Action item:
How many lines in the records below contain the string "desc"? Answer with the number alone.

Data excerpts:

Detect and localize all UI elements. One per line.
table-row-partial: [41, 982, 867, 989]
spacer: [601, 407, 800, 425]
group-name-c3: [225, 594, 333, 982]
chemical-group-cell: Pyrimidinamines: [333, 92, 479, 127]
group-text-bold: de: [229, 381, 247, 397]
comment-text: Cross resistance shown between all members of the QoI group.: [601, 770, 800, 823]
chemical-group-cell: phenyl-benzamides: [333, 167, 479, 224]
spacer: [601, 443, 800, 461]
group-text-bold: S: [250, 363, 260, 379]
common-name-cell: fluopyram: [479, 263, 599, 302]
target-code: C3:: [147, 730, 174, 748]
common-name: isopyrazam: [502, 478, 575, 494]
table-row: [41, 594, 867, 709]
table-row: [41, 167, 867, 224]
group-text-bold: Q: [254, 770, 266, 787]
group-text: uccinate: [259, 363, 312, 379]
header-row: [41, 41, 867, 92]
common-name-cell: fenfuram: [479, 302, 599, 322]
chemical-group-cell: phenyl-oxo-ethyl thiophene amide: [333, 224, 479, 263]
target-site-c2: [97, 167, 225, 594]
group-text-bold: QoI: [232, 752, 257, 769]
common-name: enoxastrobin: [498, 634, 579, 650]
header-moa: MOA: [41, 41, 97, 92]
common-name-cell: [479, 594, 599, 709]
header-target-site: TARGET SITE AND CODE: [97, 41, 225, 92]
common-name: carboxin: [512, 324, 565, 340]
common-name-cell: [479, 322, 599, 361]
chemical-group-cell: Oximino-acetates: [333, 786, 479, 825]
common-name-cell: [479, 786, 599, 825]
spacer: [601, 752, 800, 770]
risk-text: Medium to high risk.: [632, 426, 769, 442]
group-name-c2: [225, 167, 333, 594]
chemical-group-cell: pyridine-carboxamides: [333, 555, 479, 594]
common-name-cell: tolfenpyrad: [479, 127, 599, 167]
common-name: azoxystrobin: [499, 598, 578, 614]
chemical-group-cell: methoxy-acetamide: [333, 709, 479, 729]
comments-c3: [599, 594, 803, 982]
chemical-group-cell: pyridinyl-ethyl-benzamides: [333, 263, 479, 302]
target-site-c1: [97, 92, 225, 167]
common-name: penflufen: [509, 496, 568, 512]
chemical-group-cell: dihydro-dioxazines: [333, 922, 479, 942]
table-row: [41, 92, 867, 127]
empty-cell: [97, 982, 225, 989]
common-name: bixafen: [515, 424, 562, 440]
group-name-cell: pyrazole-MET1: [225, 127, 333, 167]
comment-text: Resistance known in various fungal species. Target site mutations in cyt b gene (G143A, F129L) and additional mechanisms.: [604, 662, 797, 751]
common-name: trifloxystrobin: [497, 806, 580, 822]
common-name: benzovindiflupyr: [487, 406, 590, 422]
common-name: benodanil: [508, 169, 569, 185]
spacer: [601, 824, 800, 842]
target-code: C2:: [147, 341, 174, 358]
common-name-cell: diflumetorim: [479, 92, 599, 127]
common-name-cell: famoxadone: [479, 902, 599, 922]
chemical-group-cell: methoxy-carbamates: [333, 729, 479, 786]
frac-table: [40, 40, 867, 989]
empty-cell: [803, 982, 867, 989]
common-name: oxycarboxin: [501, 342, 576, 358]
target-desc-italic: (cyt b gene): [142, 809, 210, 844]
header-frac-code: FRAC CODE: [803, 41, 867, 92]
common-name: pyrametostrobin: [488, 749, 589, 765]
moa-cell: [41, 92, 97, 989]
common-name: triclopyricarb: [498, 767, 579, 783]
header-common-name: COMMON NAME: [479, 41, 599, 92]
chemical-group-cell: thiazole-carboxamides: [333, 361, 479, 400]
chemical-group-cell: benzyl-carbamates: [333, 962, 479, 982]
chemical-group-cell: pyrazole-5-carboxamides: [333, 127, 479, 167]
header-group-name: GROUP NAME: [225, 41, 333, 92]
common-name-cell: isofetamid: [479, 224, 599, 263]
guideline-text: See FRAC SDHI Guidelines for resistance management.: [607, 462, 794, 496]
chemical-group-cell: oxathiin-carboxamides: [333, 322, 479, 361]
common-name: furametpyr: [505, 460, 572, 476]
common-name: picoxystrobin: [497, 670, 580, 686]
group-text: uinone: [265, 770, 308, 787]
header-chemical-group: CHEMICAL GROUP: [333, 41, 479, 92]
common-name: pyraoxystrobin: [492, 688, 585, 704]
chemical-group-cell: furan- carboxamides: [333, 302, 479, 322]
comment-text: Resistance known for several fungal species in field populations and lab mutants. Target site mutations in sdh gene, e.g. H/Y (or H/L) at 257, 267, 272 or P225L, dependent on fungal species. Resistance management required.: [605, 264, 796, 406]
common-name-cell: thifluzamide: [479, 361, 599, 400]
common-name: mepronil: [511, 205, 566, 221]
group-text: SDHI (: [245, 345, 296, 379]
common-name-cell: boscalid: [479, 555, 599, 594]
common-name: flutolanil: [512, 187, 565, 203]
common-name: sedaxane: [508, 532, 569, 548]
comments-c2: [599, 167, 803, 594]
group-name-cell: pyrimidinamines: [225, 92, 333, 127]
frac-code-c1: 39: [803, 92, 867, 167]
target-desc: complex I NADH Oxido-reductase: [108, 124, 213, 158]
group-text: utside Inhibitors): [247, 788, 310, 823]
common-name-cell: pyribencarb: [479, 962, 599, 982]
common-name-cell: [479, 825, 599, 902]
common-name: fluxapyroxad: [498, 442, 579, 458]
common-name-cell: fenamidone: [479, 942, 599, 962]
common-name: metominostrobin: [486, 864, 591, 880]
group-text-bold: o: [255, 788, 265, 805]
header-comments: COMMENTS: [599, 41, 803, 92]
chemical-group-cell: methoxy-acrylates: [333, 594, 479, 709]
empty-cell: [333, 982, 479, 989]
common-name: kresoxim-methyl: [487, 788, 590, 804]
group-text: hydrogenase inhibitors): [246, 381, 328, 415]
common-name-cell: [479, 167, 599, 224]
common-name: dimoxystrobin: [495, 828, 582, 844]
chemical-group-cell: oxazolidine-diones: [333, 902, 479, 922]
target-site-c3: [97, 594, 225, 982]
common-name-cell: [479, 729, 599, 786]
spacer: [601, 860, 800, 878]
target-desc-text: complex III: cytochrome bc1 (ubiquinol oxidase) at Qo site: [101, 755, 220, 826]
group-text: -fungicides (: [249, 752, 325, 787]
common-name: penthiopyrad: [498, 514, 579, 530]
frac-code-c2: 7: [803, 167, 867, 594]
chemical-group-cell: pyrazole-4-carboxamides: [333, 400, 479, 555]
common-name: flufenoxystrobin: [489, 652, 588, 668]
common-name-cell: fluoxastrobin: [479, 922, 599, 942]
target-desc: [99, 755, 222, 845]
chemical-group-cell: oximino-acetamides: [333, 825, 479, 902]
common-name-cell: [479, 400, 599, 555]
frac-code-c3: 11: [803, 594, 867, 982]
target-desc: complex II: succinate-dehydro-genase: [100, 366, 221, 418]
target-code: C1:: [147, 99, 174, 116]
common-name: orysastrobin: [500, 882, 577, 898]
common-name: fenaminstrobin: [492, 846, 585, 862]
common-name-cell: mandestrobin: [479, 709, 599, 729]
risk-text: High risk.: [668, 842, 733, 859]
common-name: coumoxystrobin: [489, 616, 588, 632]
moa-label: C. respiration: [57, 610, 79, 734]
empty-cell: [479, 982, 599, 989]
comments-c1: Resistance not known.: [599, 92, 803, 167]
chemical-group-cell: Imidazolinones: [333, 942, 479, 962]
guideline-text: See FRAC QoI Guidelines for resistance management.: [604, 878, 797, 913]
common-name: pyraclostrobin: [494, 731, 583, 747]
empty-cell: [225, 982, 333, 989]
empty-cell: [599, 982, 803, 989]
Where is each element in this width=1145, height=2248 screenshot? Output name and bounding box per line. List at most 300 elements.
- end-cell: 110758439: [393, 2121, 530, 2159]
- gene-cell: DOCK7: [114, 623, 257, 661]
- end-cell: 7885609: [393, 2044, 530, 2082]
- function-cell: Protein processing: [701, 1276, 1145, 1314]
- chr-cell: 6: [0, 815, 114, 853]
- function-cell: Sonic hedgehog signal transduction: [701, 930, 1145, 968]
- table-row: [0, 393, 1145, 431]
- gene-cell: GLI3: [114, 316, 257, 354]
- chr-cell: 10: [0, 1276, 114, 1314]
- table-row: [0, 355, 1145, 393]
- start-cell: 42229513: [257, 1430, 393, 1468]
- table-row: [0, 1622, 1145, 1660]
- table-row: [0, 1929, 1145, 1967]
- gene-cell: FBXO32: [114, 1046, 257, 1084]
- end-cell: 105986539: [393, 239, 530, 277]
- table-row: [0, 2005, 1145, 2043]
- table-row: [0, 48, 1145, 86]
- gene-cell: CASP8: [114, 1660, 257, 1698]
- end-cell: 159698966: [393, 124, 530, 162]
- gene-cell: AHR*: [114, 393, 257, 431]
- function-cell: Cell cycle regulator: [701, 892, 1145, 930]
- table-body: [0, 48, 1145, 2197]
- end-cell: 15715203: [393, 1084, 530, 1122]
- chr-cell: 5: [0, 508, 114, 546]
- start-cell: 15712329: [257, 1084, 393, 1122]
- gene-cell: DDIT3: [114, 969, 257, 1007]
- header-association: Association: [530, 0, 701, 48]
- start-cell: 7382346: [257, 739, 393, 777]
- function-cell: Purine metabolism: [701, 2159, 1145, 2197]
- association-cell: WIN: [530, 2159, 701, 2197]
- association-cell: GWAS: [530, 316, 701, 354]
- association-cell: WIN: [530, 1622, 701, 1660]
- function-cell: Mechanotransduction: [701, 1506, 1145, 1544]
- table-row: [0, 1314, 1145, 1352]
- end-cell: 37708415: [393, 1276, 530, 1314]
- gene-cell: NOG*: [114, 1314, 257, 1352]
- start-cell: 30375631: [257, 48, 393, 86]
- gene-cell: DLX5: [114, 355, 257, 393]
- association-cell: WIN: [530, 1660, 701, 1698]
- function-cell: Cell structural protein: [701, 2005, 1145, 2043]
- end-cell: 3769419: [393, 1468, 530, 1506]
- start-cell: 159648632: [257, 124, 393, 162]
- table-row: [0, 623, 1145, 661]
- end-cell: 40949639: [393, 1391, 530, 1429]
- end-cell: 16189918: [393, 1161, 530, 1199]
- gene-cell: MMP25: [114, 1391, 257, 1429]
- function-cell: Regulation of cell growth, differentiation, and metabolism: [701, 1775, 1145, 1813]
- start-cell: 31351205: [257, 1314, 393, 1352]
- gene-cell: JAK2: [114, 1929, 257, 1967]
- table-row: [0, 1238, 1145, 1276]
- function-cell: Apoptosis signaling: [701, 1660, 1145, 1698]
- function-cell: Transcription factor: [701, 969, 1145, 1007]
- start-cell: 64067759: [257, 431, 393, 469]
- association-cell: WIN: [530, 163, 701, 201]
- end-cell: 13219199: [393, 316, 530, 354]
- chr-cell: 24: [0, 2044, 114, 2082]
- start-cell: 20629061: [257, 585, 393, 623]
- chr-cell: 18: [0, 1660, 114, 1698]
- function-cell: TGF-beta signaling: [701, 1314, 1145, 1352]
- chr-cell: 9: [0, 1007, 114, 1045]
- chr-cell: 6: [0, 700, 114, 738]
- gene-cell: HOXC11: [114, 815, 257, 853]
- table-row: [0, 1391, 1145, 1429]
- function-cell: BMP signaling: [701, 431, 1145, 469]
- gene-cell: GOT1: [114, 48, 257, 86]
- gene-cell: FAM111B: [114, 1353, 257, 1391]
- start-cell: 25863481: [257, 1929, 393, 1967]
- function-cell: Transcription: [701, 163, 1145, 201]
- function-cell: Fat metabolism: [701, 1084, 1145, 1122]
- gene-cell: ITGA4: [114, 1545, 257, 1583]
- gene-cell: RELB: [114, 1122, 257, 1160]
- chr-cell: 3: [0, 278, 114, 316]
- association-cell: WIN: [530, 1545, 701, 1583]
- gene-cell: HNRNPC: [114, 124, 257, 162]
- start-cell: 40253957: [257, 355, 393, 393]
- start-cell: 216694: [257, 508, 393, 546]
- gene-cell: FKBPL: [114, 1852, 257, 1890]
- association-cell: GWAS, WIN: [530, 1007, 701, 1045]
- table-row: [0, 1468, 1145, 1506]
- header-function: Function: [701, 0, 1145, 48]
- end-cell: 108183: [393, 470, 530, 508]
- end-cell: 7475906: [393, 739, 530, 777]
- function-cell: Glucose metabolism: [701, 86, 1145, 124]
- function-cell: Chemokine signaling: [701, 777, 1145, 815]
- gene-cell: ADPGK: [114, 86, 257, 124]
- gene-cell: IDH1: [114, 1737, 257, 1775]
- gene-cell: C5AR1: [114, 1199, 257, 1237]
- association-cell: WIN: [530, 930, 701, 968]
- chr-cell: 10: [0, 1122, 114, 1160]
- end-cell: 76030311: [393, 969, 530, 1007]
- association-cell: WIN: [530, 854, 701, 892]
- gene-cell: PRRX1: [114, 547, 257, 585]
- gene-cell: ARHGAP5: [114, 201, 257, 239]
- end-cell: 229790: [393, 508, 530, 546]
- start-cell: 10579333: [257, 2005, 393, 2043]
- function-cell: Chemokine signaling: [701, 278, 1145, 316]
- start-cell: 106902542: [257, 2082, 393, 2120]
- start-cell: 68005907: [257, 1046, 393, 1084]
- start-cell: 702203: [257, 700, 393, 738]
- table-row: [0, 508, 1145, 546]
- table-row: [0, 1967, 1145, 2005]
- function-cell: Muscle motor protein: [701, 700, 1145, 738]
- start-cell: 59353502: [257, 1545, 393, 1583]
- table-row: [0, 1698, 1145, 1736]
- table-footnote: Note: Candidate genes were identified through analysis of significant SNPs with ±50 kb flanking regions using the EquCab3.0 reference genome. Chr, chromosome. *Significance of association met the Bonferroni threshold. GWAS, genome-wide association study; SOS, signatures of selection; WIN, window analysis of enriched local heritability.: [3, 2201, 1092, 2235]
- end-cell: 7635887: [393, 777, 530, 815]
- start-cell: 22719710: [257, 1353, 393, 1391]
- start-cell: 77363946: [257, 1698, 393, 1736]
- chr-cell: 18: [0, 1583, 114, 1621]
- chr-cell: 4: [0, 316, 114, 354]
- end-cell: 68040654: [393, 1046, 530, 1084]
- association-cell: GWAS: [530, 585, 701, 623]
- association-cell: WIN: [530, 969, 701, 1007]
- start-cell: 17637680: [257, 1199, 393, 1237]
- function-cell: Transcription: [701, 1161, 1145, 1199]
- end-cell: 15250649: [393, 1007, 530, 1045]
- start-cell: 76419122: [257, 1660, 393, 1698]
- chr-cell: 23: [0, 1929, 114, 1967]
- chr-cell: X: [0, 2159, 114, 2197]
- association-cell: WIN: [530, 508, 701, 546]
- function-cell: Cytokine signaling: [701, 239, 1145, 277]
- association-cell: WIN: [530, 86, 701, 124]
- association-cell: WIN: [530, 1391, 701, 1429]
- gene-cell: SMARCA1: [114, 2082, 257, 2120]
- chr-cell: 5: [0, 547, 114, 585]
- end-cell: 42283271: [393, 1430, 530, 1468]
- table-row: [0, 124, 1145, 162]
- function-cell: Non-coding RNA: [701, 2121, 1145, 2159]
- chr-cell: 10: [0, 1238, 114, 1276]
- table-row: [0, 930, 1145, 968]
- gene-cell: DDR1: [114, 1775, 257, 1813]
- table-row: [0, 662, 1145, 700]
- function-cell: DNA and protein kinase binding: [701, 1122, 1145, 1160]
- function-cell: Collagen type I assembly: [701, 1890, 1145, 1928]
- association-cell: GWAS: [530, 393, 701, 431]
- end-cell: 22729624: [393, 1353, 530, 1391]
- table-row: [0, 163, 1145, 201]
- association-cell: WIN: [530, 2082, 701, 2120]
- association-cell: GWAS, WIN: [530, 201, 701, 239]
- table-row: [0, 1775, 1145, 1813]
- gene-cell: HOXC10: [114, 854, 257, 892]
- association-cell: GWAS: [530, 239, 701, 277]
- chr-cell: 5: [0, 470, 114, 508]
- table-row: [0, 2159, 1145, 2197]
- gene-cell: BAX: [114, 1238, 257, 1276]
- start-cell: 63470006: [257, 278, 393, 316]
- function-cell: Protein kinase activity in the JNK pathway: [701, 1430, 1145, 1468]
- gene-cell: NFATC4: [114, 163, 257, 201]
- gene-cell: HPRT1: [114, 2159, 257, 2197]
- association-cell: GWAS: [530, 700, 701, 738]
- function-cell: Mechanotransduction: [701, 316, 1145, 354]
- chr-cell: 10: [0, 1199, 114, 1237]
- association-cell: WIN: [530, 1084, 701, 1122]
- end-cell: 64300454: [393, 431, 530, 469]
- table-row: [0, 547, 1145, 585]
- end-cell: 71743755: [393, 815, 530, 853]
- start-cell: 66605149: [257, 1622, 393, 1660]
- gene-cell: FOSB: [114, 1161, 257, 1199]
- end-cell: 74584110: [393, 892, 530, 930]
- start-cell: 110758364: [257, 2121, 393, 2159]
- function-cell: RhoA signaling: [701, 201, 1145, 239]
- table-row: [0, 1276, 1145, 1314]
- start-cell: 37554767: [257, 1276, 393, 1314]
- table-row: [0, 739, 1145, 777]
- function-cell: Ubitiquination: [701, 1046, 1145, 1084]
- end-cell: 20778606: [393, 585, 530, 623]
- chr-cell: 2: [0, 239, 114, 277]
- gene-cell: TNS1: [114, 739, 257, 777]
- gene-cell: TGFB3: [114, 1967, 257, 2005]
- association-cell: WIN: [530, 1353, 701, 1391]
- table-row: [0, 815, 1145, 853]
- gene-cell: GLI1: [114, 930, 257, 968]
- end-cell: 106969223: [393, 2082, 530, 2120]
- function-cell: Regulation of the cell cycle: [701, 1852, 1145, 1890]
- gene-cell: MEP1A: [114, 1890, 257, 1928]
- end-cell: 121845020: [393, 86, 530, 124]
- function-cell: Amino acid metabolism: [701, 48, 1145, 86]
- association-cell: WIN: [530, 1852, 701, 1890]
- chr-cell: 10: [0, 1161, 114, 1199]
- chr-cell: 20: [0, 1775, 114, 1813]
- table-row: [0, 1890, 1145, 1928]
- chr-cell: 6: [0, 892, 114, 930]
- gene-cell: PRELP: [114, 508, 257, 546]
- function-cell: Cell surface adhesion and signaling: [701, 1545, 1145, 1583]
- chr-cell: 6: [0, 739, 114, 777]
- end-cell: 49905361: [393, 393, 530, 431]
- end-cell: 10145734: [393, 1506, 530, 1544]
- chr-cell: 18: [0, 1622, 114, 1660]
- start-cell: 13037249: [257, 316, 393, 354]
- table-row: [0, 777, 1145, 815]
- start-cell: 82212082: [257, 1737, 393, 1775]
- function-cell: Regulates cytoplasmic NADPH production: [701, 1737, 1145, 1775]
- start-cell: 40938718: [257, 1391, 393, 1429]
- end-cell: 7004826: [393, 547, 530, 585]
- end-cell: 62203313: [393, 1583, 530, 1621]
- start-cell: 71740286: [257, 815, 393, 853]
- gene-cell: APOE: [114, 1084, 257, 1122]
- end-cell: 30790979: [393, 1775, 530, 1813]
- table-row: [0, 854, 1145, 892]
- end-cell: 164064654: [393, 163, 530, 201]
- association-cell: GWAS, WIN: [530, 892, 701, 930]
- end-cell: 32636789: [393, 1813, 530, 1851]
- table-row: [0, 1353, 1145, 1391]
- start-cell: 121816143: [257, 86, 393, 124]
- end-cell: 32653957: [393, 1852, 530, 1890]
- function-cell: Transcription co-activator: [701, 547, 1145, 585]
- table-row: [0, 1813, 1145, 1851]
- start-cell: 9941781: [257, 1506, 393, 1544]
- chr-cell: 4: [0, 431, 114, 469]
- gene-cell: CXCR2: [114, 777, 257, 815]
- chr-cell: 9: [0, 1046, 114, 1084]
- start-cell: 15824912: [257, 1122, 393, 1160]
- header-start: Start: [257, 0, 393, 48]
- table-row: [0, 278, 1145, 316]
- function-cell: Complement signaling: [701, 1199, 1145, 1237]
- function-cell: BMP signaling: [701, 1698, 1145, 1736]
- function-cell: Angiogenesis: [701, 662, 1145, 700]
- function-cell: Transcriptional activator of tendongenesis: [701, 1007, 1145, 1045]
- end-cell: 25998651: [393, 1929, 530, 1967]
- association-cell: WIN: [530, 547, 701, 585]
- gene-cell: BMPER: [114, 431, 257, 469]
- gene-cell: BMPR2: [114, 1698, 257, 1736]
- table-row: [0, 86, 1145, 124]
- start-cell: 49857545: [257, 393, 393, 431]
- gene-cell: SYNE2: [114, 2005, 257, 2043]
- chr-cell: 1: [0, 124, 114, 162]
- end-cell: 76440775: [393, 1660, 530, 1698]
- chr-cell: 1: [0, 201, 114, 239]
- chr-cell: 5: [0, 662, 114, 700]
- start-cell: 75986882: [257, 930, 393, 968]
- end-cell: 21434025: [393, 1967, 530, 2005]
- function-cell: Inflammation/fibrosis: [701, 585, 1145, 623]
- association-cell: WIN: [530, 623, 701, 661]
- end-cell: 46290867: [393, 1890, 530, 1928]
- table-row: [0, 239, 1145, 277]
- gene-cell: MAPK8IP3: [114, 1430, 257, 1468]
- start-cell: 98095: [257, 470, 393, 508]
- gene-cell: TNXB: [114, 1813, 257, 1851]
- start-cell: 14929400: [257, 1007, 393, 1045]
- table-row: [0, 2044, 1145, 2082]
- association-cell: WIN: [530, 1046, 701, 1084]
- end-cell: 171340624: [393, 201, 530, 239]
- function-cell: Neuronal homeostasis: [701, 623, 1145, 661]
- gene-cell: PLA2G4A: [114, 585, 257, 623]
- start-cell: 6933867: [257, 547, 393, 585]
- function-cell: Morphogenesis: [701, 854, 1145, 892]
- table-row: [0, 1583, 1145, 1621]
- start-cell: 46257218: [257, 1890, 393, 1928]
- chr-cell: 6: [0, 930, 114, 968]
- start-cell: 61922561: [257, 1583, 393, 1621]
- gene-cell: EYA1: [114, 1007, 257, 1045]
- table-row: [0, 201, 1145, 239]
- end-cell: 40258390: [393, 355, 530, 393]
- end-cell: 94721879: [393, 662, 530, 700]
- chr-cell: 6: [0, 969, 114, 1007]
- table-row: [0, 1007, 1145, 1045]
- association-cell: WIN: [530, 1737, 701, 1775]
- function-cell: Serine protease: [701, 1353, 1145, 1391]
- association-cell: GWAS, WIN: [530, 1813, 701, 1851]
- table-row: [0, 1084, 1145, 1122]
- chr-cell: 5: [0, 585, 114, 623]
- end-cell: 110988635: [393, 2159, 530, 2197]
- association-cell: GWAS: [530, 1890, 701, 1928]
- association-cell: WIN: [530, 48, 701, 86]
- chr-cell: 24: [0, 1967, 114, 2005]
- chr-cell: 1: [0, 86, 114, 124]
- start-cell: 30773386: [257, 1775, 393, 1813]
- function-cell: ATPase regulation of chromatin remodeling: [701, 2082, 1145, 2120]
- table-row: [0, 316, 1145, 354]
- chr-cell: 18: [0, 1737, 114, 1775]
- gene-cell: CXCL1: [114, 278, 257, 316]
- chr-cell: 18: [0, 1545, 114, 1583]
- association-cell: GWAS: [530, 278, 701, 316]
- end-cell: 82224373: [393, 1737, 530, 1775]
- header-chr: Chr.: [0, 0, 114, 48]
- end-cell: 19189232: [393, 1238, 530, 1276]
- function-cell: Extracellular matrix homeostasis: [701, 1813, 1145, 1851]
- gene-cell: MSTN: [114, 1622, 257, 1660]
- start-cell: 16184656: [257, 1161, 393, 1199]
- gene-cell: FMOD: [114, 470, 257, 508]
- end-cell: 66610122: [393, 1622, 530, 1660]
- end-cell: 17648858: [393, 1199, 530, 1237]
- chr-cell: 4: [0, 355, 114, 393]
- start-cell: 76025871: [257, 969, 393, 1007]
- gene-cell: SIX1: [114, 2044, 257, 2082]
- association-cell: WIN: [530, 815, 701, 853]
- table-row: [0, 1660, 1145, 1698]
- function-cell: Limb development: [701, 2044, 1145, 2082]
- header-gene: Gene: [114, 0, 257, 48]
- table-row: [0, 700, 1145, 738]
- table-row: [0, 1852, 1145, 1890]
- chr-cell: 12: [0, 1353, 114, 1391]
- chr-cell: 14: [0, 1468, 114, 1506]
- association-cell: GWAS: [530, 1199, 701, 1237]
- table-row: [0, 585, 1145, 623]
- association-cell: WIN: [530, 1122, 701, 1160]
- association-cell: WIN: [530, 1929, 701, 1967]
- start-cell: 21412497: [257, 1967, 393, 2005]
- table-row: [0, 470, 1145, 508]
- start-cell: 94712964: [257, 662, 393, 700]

Exercise output:
5